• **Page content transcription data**
★ ★ ★
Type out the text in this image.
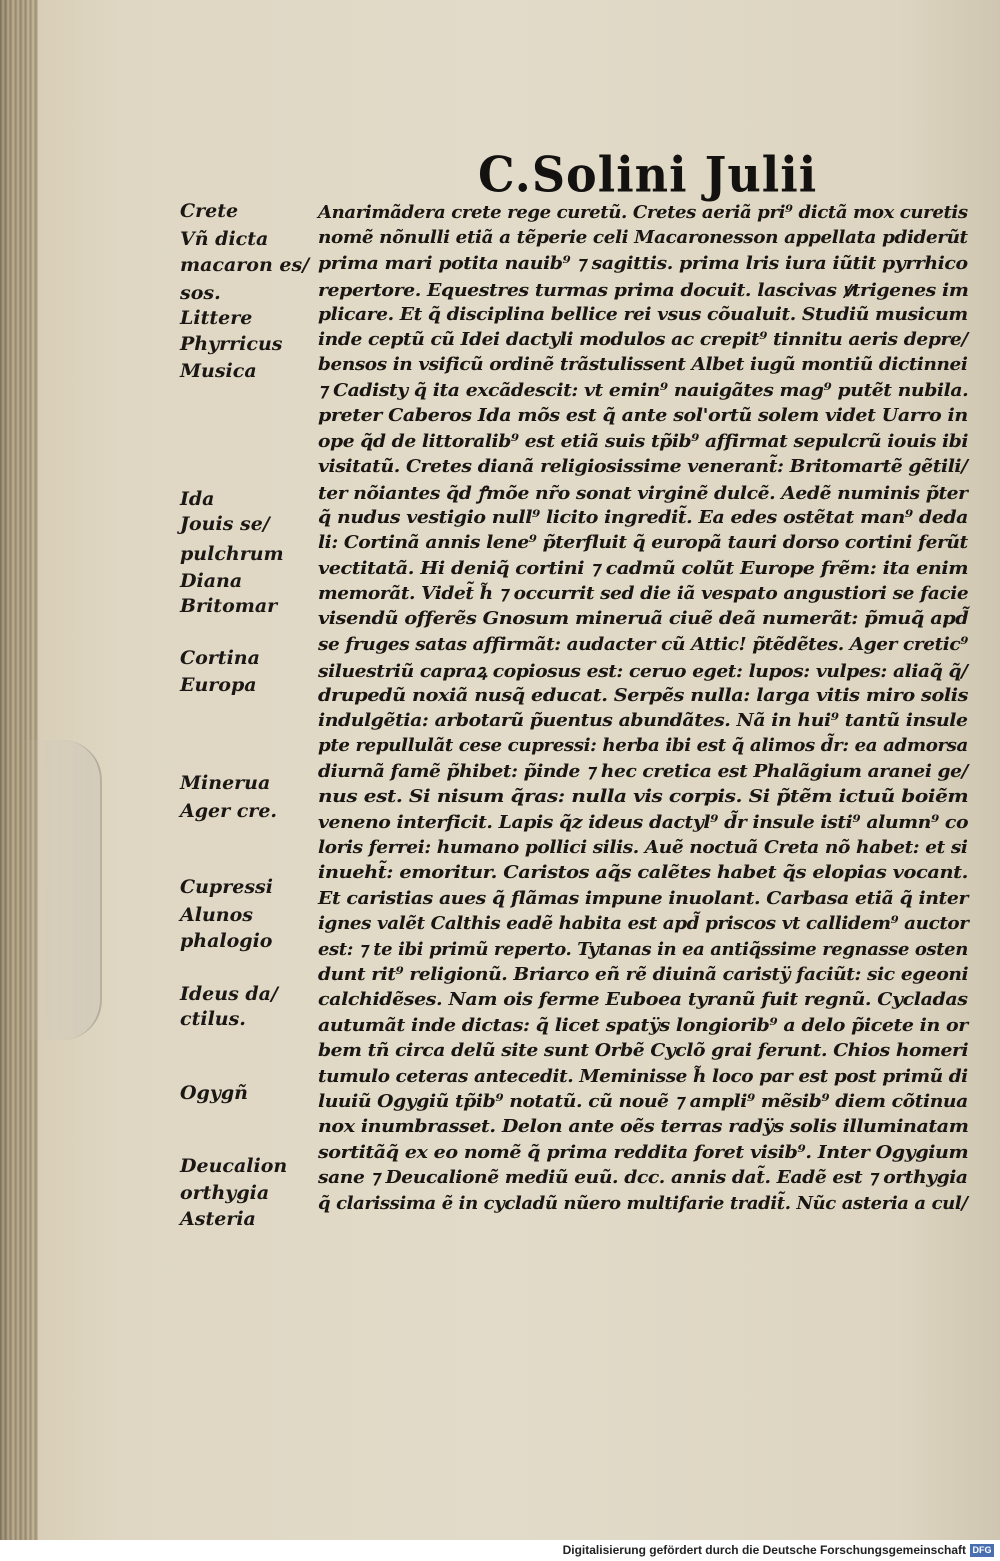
C.Solini Julii
Crete
Vñ dicta
macaron es/
sos.
Littere
Phyrricus
Musica
Ida
Jouis se/
pulchrum
Diana
Britomar
Cortina
Europa
Minerua
Ager cre.
Cupressi
Alunos
phalogio
Ideus da/
ctilus.
Ogygñ
Deucalion
orthygia
Asteria
Anarimãdera crete rege curetũ. Cretes aeriã pri⁹ dictã mox curetis
nomẽ nõnulli etiã a tẽperie celi Macaronesson appellata pdiderũt
prima mari potita nauib⁹ ⁊ sagittis. prima lris iura iũtit pyrrhico
repertore. Equestres turmas prima docuit. lascivas ꝟtrigenes im
plicare. Et q̃ disciplina bellice rei vsus cõualuit. Studiũ musicum
inde ceptũ cũ Idei dactyli modulos ac crepit⁹ tinnitu aeris depre/
bensos in vsificũ ordinẽ trãstulissent Albet iugũ montiũ dictinnei
⁊ Cadisty q̃ ita excãdescit: vt emin⁹ nauigãtes mag⁹ putẽt nubila.
preter Caberos Ida mõs est q̃ ante sol'ortũ solem videt Uarro in
ope q̃d de littoralib⁹ est etiã suis tp̃ib⁹ affirmat sepulcrũ iouis ibi
visitatũ. Cretes dianã religiosissime venerant̃: Britomartẽ gẽtili/
ter nõiantes q̃d ꝭmõe nr̃o sonat virginẽ dulcẽ. Aedẽ numinis p̃ter
q̃ nudus vestigio null⁹ licito ingredit̃. Ea edes ostẽtat man⁹ deda
li: Cortinã annis lene⁹ p̃terfluit q̃ europã tauri dorso cortini ferũt
vectitatã. Hi deniq̃ cortini ⁊ cadmũ colũt Europe frẽm: ita enim
memorãt. Videt̃ h̃ ⁊ occurrit sed die iã vespato angustiori se facie
visendũ offerẽs Gnosum mineruã ciuẽ deã numerãt: p̃muq̃ apd̃
se fruges satas affirmãt: audacter cũ Attic! p̃tẽdẽtes. Ager cretic⁹
siluestriũ capraꝝ copiosus est: ceruo eget: lupos: vulpes: aliaq̃ q̃/
drupedũ noxiã nusq̃ educat. Serpẽs nulla: larga vitis miro solis
indulgẽtia: arbotarũ p̃uentus abundãtes. Nã in hui⁹ tantũ insule
pte repullulãt cese cupressi: herba ibi est q̃ alimos d̃r: ea admorsa
diurnã famẽ p̃hibet: p̃inde ⁊ hec cretica est Phalãgium aranei ge/
nus est. Si nisum q̃ras: nulla vis corpis. Si p̃tẽm ictuũ boiẽm
veneno interficit. Lapis q̃z ideus dactyl⁹ d̃r insule isti⁹ alumn⁹ co
loris ferrei: humano pollici silis. Auẽ noctuã Creta nõ habet: et si
inueht̃: emoritur. Caristos aq̃s calẽtes habet q̃s elopias vocant.
Et caristias aues q̃ flãmas impune inuolant. Carbasa etiã q̃ inter
ignes valẽt Calthis eadẽ habita est apd̃ priscos vt callidem⁹ auctor
est: ⁊ te ibi primũ reperto. Tytanas in ea antiq̃ssime regnasse osten
dunt rit⁹ religionũ. Briarco eñ rẽ diuinã caristÿ faciũt: sic egeoni
calchidẽses. Nam ois ferme Euboea tyranũ fuit regnũ. Cycladas
autumãt inde dictas: q̃ licet spatÿs longiorib⁹ a delo p̃icete in or
bem tñ circa delũ site sunt Orbẽ Cyclõ grai ferunt. Chios homeri
tumulo ceteras antecedit. Meminisse h̃ loco par est post primũ di
luuiũ Ogygiũ tp̃ib⁹ notatũ. cũ nouẽ ⁊ ampli⁹ mẽsib⁹ diem cõtinua
nox inumbrasset. Delon ante oẽs terras radÿs solis illuminatam
sortitãq̃ ex eo nomẽ q̃ prima reddita foret visib⁹. Inter Ogygium
sane ⁊ Deucalionẽ mediũ euũ. dcc. annis dat̃. Eadẽ est ⁊ orthygia
q̃ clarissima ẽ in cycladũ nũero multifarie tradit̃. Nũc asteria a cul/
Digitalisierung gefördert durch die Deutsche Forschungsgemeinschaft DFG
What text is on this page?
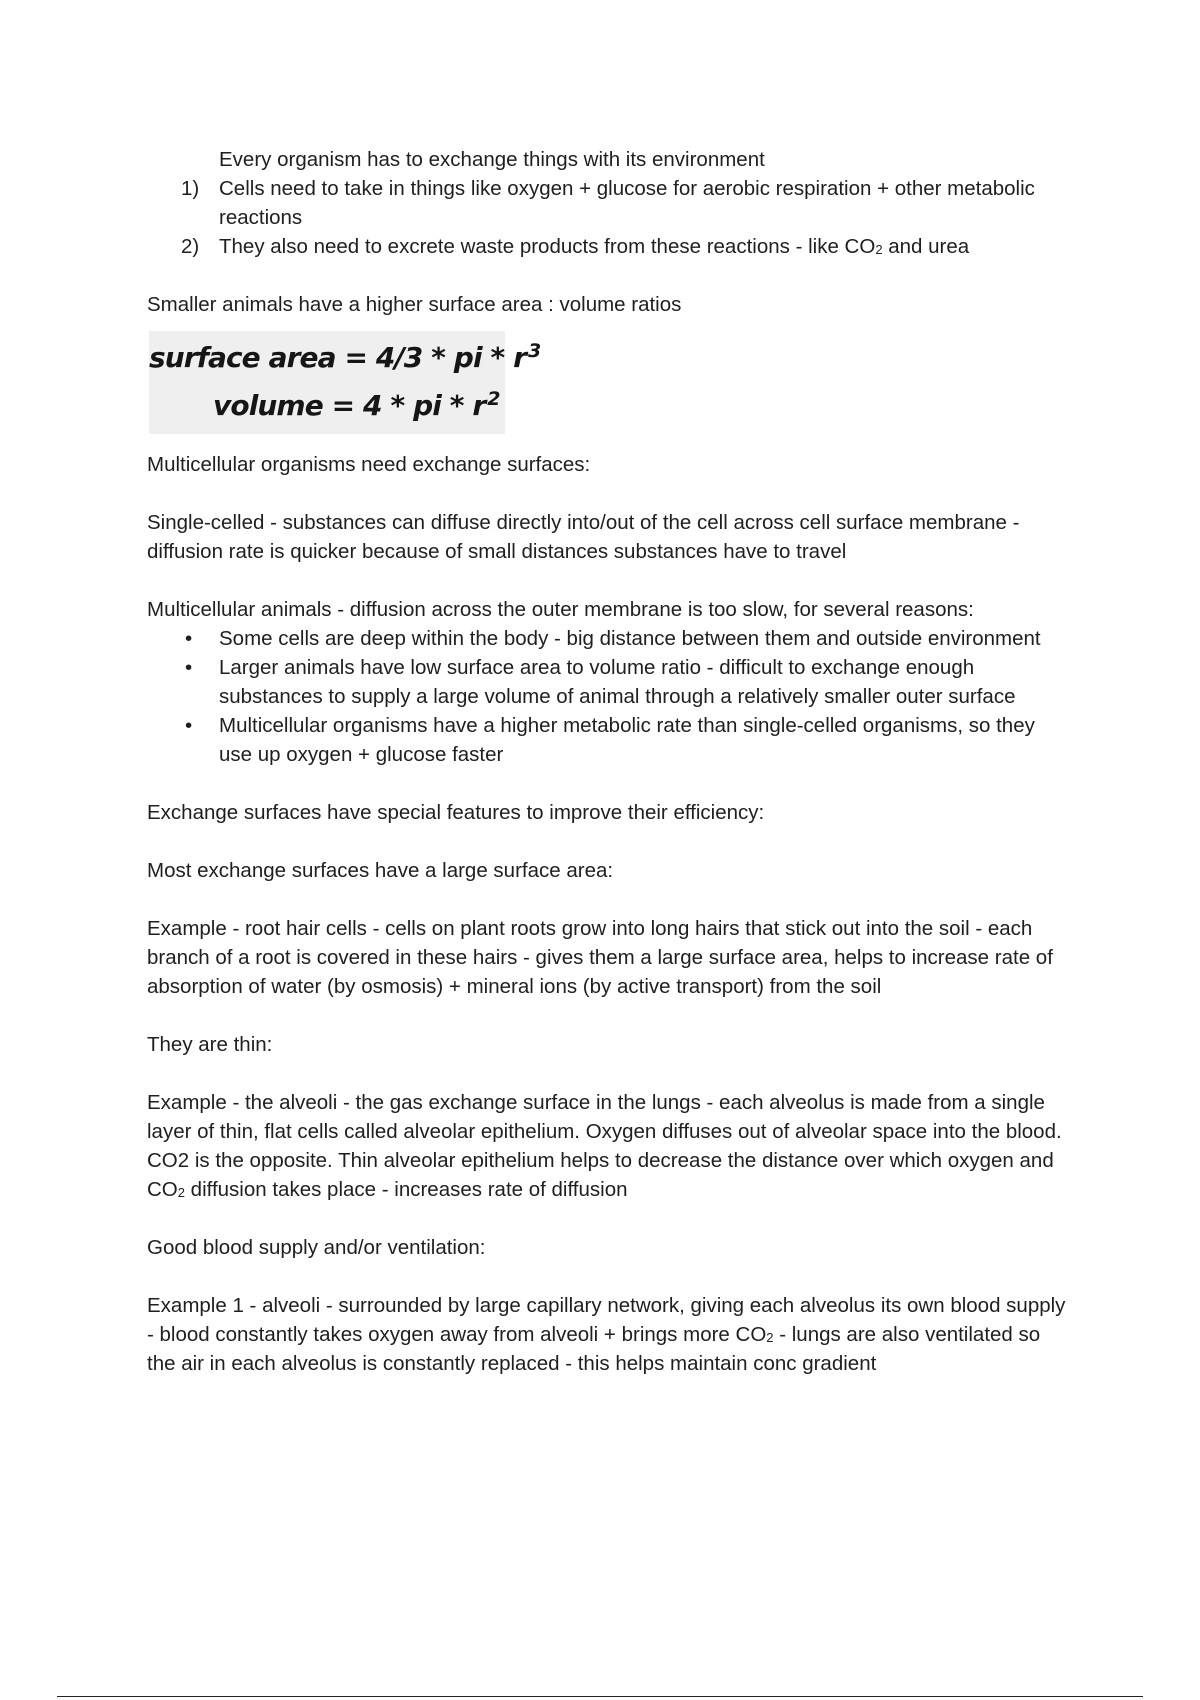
Every organism has to exchange things with its environment

1) Cells need to take in things like oxygen + glucose for aerobic respiration + other metabolic reactions
2) They also need to excrete waste products from these reactions - like $CO_2$ and urea

Smaller animals have a higher surface area : volume ratios

surface area = 4/3 * pi * r $^3$
volume = 4 * pi * r $^2$

Multicellular organisms need exchange surfaces:

Single-celled - substances can diffuse directly into/out of the cell across cell surface membrane - diffusion rate is quicker because of small distances substances have to travel

Multicellular animals - diffusion across the outer membrane is too slow, for several reasons:

• Some cells are deep within the body - big distance between them and outside environment
• Larger animals have low surface area to volume ratio - difficult to exchange enough substances to supply a large volume of animal through a relatively smaller outer surface
• Multicellular organisms have a higher metabolic rate than single-celled organisms, so they use up oxygen + glucose faster

Exchange surfaces have special features to improve their efficiency:

Most exchange surfaces have a large surface area:

Example - root hair cells - cells on plant roots grow into long hairs that stick out into the soil - each branch of a root is covered in these hairs - gives them a large surface area, helps to increase rate of absorption of water (by osmosis) + mineral ions (by active transport) from the soil

They are thin:

Example - the alveoli - the gas exchange surface in the lungs - each alveolus is made from a single layer of thin, flat cells called alveolar epithelium. Oxygen diffuses out of alveolar space into the blood. CO2 is the opposite. Thin alveolar epithelium helps to decrease the distance over which oxygen and $CO_2$ diffusion takes place - increases rate of diffusion

Good blood supply and/or ventilation:

Example 1 - alveoli - surrounded by large capillary network, giving each alveolus its own blood supply - blood constantly takes oxygen away from alveoli + brings more $CO_2$ - lungs are also ventilated so the air in each alveolus is constantly replaced - this helps maintain conc gradient
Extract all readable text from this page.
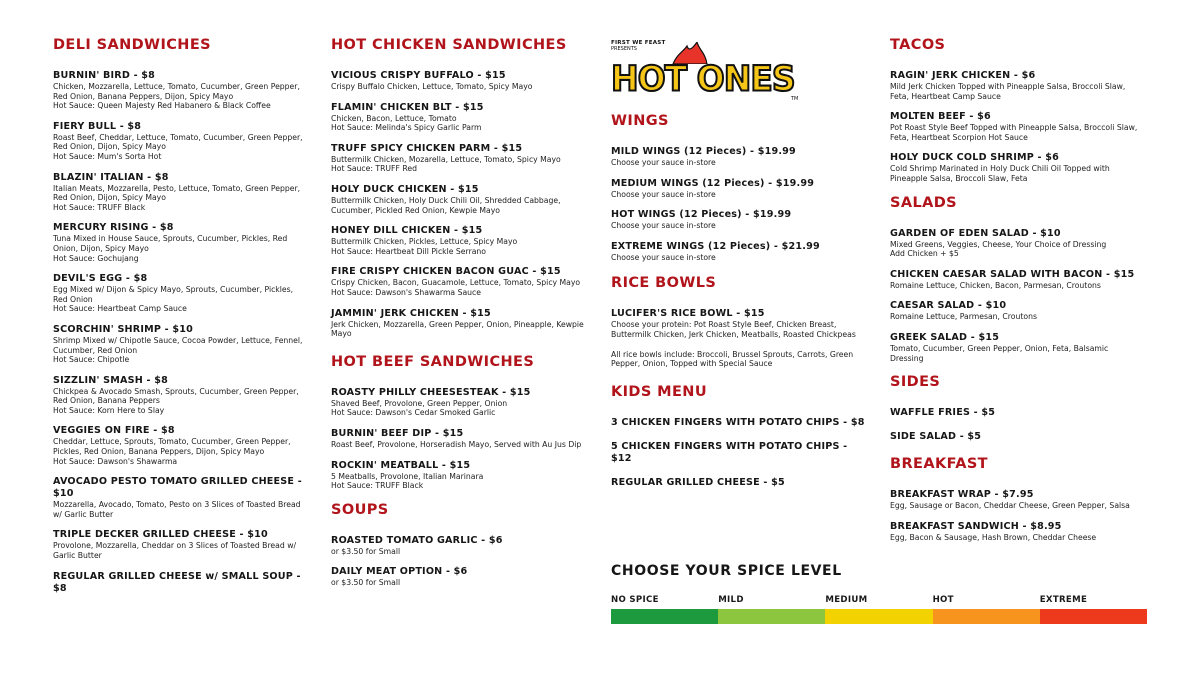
DELI SANDWICHES
BURNIN' BIRD - $8
Chicken, Mozzarella, Lettuce, Tomato, Cucumber, Green Pepper,
Red Onion, Banana Peppers, Dijon, Spicy Mayo
Hot Sauce: Queen Majesty Red Habanero & Black Coffee
FIERY BULL - $8
Roast Beef, Cheddar, Lettuce, Tomato, Cucumber, Green Pepper,
Red Onion, Dijon, Spicy Mayo
Hot Sauce: Mum's Sorta Hot
BLAZIN' ITALIAN - $8
Italian Meats, Mozzarella, Pesto, Lettuce, Tomato, Green Pepper,
Red Onion, Dijon, Spicy Mayo
Hot Sauce: TRUFF Black
MERCURY RISING - $8
Tuna Mixed in House Sauce, Sprouts, Cucumber, Pickles, Red
Onion, Dijon, Spicy Mayo
Hot Sauce: Gochujang
DEVIL'S EGG - $8
Egg Mixed w/ Dijon & Spicy Mayo, Sprouts, Cucumber, Pickles,
Red Onion
Hot Sauce: Heartbeat Camp Sauce
SCORCHIN' SHRIMP - $10
Shrimp Mixed w/ Chipotle Sauce, Cocoa Powder, Lettuce, Fennel,
Cucumber, Red Onion
Hot Sauce: Chipotle
SIZZLIN' SMASH - $8
Chickpea & Avocado Smash, Sprouts, Cucumber, Green Pepper,
Red Onion, Banana Peppers
Hot Sauce: Korn Here to Slay
VEGGIES ON FIRE - $8
Cheddar, Lettuce, Sprouts, Tomato, Cucumber, Green Pepper,
Pickles, Red Onion, Banana Peppers, Dijon, Spicy Mayo
Hot Sauce: Dawson's Shawarma
AVOCADO PESTO TOMATO GRILLED CHEESE - $10
Mozzarella, Avocado, Tomato, Pesto on 3 Slices of Toasted Bread
w/ Garlic Butter
TRIPLE DECKER GRILLED CHEESE - $10
Provolone, Mozzarella, Cheddar on 3 Slices of Toasted Bread w/
Garlic Butter
REGULAR GRILLED CHEESE w/ SMALL SOUP - $8
HOT CHICKEN SANDWICHES
VICIOUS CRISPY BUFFALO - $15
Crispy Buffalo Chicken, Lettuce, Tomato, Spicy Mayo
FLAMIN' CHICKEN BLT - $15
Chicken, Bacon, Lettuce, Tomato
Hot Sauce: Melinda's Spicy Garlic Parm
TRUFF SPICY CHICKEN PARM - $15
Buttermilk Chicken, Mozarella, Lettuce, Tomato, Spicy Mayo
Hot Sauce: TRUFF Red
HOLY DUCK CHICKEN - $15
Buttermilk Chicken, Holy Duck Chili Oil, Shredded Cabbage,
Cucumber, Pickled Red Onion, Kewpie Mayo
HONEY DILL CHICKEN - $15
Buttermilk Chicken, Pickles, Lettuce, Spicy Mayo
Hot Sauce: Heartbeat Dill Pickle Serrano
FIRE CRISPY CHICKEN BACON GUAC - $15
Crispy Chicken, Bacon, Guacamole, Lettuce, Tomato, Spicy Mayo
Hot Sauce: Dawson's Shawarma Sauce
JAMMIN' JERK CHICKEN - $15
Jerk Chicken, Mozzarella, Green Pepper, Onion, Pineapple, Kewpie
Mayo
HOT BEEF SANDWICHES
ROASTY PHILLY CHEESESTEAK - $15
Shaved Beef, Provolone, Green Pepper, Onion
Hot Sauce: Dawson's Cedar Smoked Garlic
BURNIN' BEEF DIP - $15
Roast Beef, Provolone, Horseradish Mayo, Served with Au Jus Dip
ROCKIN' MEATBALL - $15
5 Meatballs, Provolone, Italian Marinara
Hot Sauce: TRUFF Black
SOUPS
ROASTED TOMATO GARLIC - $6
or $3.50 for Small
DAILY MEAT OPTION - $6
or $3.50 for Small
FIRST WE FEAST
PRESENTS
HOT ONES
TM
WINGS
MILD WINGS (12 Pieces) - $19.99
Choose your sauce in-store
MEDIUM WINGS (12 Pieces) - $19.99
Choose your sauce in-store
HOT WINGS (12 Pieces) - $19.99
Choose your sauce in-store
EXTREME WINGS (12 Pieces) - $21.99
Choose your sauce in-store
RICE BOWLS
LUCIFER'S RICE BOWL - $15
Choose your protein: Pot Roast Style Beef, Chicken Breast,
Buttermilk Chicken, Jerk Chicken, Meatballs, Roasted Chickpeas
All rice bowls include: Broccoli, Brussel Sprouts, Carrots, Green
Pepper, Onion, Topped with Special Sauce
KIDS MENU
3 CHICKEN FINGERS WITH POTATO CHIPS - $8
5 CHICKEN FINGERS WITH POTATO CHIPS - $12
REGULAR GRILLED CHEESE - $5
TACOS
RAGIN' JERK CHICKEN - $6
Mild Jerk Chicken Topped with Pineapple Salsa, Broccoli Slaw,
Feta, Heartbeat Camp Sauce
MOLTEN BEEF - $6
Pot Roast Style Beef Topped with Pineapple Salsa, Broccoli Slaw,
Feta, Heartbeat Scorpion Hot Sauce
HOLY DUCK COLD SHRIMP - $6
Cold Shrimp Marinated in Holy Duck Chili Oil Topped with
Pineapple Salsa, Broccoli Slaw, Feta
SALADS
GARDEN OF EDEN SALAD - $10
Mixed Greens, Veggies, Cheese, Your Choice of Dressing
Add Chicken + $5
CHICKEN CAESAR SALAD WITH BACON - $15
Romaine Lettuce, Chicken, Bacon, Parmesan, Croutons
CAESAR SALAD - $10
Romaine Lettuce, Parmesan, Croutons
GREEK SALAD - $15
Tomato, Cucumber, Green Pepper, Onion, Feta, Balsamic
Dressing
SIDES
WAFFLE FRIES - $5
SIDE SALAD - $5
BREAKFAST
BREAKFAST WRAP - $7.95
Egg, Sausage or Bacon, Cheddar Cheese, Green Pepper, Salsa
BREAKFAST SANDWICH - $8.95
Egg, Bacon & Sausage, Hash Brown, Cheddar Cheese
CHOOSE YOUR SPICE LEVEL
NO SPICE	MILD	MEDIUM	HOT	EXTREME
★ ★ ★
• **HOW TO COMPLETE THIS TASK**
Copy out every line of the records that the string "MEDIUM" appears in.

• **YOUR RESPONSE**
MEDIUM WINGS (12 Pieces) - $19.99
NO SPICE	MILD	MEDIUM	HOT	EXTREME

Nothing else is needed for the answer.